Data records:
··········

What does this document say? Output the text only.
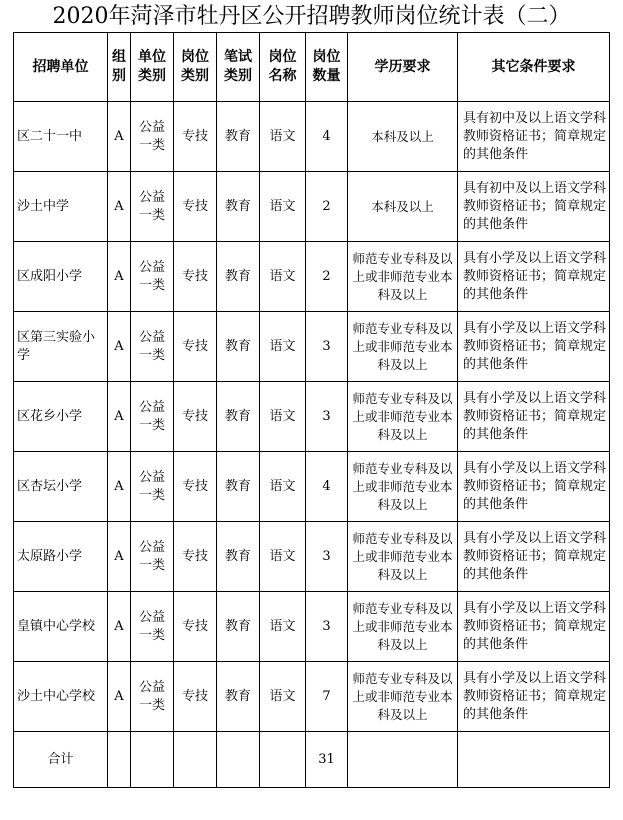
2020年菏泽市牡丹区公开招聘教师岗位统计表（二）
招聘单位	组别	单位类别	岗位类别	笔试类别	岗位名称	岗位数量	学历要求	其它条件要求
区二十一中	A	公益一类	专技	教育	语文	4	本科及以上	具有初中及以上语文学科教师资格证书；简章规定的其他条件
沙土中学	A	公益一类	专技	教育	语文	2	本科及以上	具有初中及以上语文学科教师资格证书；简章规定的其他条件
区成阳小学	A	公益一类	专技	教育	语文	2	师范专业专科及以上或非师范专业本科及以上	具有小学及以上语文学科教师资格证书；简章规定的其他条件
区第三实验小学	A	公益一类	专技	教育	语文	3	师范专业专科及以上或非师范专业本科及以上	具有小学及以上语文学科教师资格证书；简章规定的其他条件
区花乡小学	A	公益一类	专技	教育	语文	3	师范专业专科及以上或非师范专业本科及以上	具有小学及以上语文学科教师资格证书；简章规定的其他条件
区杏坛小学	A	公益一类	专技	教育	语文	4	师范专业专科及以上或非师范专业本科及以上	具有小学及以上语文学科教师资格证书；简章规定的其他条件
太原路小学	A	公益一类	专技	教育	语文	3	师范专业专科及以上或非师范专业本科及以上	具有小学及以上语文学科教师资格证书；简章规定的其他条件
皇镇中心学校	A	公益一类	专技	教育	语文	3	师范专业专科及以上或非师范专业本科及以上	具有小学及以上语文学科教师资格证书；简章规定的其他条件
沙土中心学校	A	公益一类	专技	教育	语文	7	师范专业专科及以上或非师范专业本科及以上	具有小学及以上语文学科教师资格证书；简章规定的其他条件
合计						31		
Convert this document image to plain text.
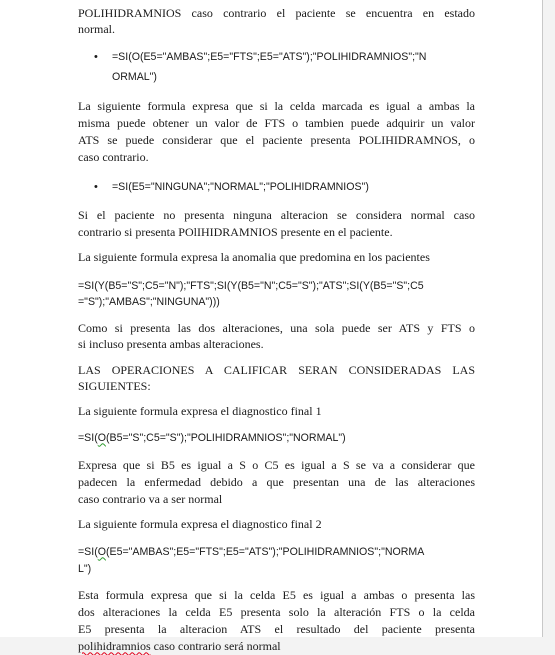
POLIHIDRAMNIOS caso contrario el paciente se encuentra en estado
normal.

• =SI(O(E5="AMBAS";E5="FTS";E5="ATS");"POLIHIDRAMNIOS";"N
ORMAL")

La siguiente formula expresa que si la celda marcada es igual a ambas la
misma puede obtener un valor de FTS o tambien puede adquirir un valor
ATS se puede considerar que el paciente presenta POLIHIDRAMNOS, o
caso contrario.

• =SI(E5="NINGUNA";"NORMAL";"POLIHIDRAMNIOS")

Si el paciente no presenta ninguna alteracion se considera normal caso
contrario si presenta POlIHIDRAMNIOS presente en el paciente.

La siguiente formula expresa la anomalia que predomina en los pacientes

=SI(Y(B5="S";C5="N");"FTS";SI(Y(B5="N";C5="S");"ATS";SI(Y(B5="S";C5
="S");"AMBAS";"NINGUNA")))

Como si presenta las dos alteraciones, una sola puede ser ATS y FTS o
si incluso presenta ambas alteraciones.

LAS OPERACIONES A CALIFICAR SERAN CONSIDERADAS LAS
SIGUIENTES:

La siguiente formula expresa el diagnostico final 1

=SI(O(B5="S";C5="S");"POLIHIDRAMNIOS";"NORMAL")

Expresa que si B5 es igual a S o C5 es igual a S se va a considerar que
padecen la enfermedad debido a que presentan una de las alteraciones
caso contrario va a ser normal

La siguiente formula expresa el diagnostico final 2

=SI(O(E5="AMBAS";E5="FTS";E5="ATS");"POLIHIDRAMNIOS";"NORMA
L")

Esta formula expresa que si la celda E5 es igual a ambas o presenta las
dos alteraciones la celda E5 presenta solo la alteración FTS o la celda
E5 presenta la alteracion ATS el resultado del paciente presenta
polihidramnios caso contrario será normal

··········

# [Short task]
Reproduce every entry word for word, but omit the pictures.

# [Right answer]
What does this document say? Output the text only.
2020年菏泽市牡丹区公开招聘教师岗位统计表（二）
招聘单位	组别	单位类别	岗位类别	笔试类别	岗位名称	岗位数量	学历要求	其它条件要求
区二十一中	A	公益一类	专技	教育	语文	4	本科及以上	具有初中及以上语文学科教师资格证书；简章规定的其他条件
沙土中学	A	公益一类	专技	教育	语文	2	本科及以上	具有初中及以上语文学科教师资格证书；简章规定的其他条件
区成阳小学	A	公益一类	专技	教育	语文	2	师范专业专科及以上或非师范专业本科及以上	具有小学及以上语文学科教师资格证书；简章规定的其他条件
区第三实验小学	A	公益一类	专技	教育	语文	3	师范专业专科及以上或非师范专业本科及以上	具有小学及以上语文学科教师资格证书；简章规定的其他条件
区花乡小学	A	公益一类	专技	教育	语文	3	师范专业专科及以上或非师范专业本科及以上	具有小学及以上语文学科教师资格证书；简章规定的其他条件
区杏坛小学	A	公益一类	专技	教育	语文	4	师范专业专科及以上或非师范专业本科及以上	具有小学及以上语文学科教师资格证书；简章规定的其他条件
太原路小学	A	公益一类	专技	教育	语文	3	师范专业专科及以上或非师范专业本科及以上	具有小学及以上语文学科教师资格证书；简章规定的其他条件
皇镇中心学校	A	公益一类	专技	教育	语文	3	师范专业专科及以上或非师范专业本科及以上	具有小学及以上语文学科教师资格证书；简章规定的其他条件
沙土中心学校	A	公益一类	专技	教育	语文	7	师范专业专科及以上或非师范专业本科及以上	具有小学及以上语文学科教师资格证书；简章规定的其他条件
合计						31		
Convert this document image to plain text.
POLIHIDRAMNIOS caso contrario el paciente se encuentra en estado
normal.

• =SI(O(E5="AMBAS";E5="FTS";E5="ATS");"POLIHIDRAMNIOS";"N
ORMAL")

La siguiente formula expresa que si la celda marcada es igual a ambas la
misma puede obtener un valor de FTS o tambien puede adquirir un valor
ATS se puede considerar que el paciente presenta POLIHIDRAMNOS, o
caso contrario.

• =SI(E5="NINGUNA";"NORMAL";"POLIHIDRAMNIOS")

Si el paciente no presenta ninguna alteracion se considera normal caso
contrario si presenta POlIHIDRAMNIOS presente en el paciente.

La siguiente formula expresa la anomalia que predomina en los pacientes

=SI(Y(B5="S";C5="N");"FTS";SI(Y(B5="N";C5="S");"ATS";SI(Y(B5="S";C5
="S");"AMBAS";"NINGUNA")))

Como si presenta las dos alteraciones, una sola puede ser ATS y FTS o
si incluso presenta ambas alteraciones.

LAS OPERACIONES A CALIFICAR SERAN CONSIDERADAS LAS
SIGUIENTES:

La siguiente formula expresa el diagnostico final 1

=SI(O(B5="S";C5="S");"POLIHIDRAMNIOS";"NORMAL")

Expresa que si B5 es igual a S o C5 es igual a S se va a considerar que
padecen la enfermedad debido a que presentan una de las alteraciones
caso contrario va a ser normal

La siguiente formula expresa el diagnostico final 2

=SI(O(E5="AMBAS";E5="FTS";E5="ATS");"POLIHIDRAMNIOS";"NORMA
L")

Esta formula expresa que si la celda E5 es igual a ambas o presenta las
dos alteraciones la celda E5 presenta solo la alteración FTS o la celda
E5 presenta la alteracion ATS el resultado del paciente presenta
polihidramnios caso contrario será normal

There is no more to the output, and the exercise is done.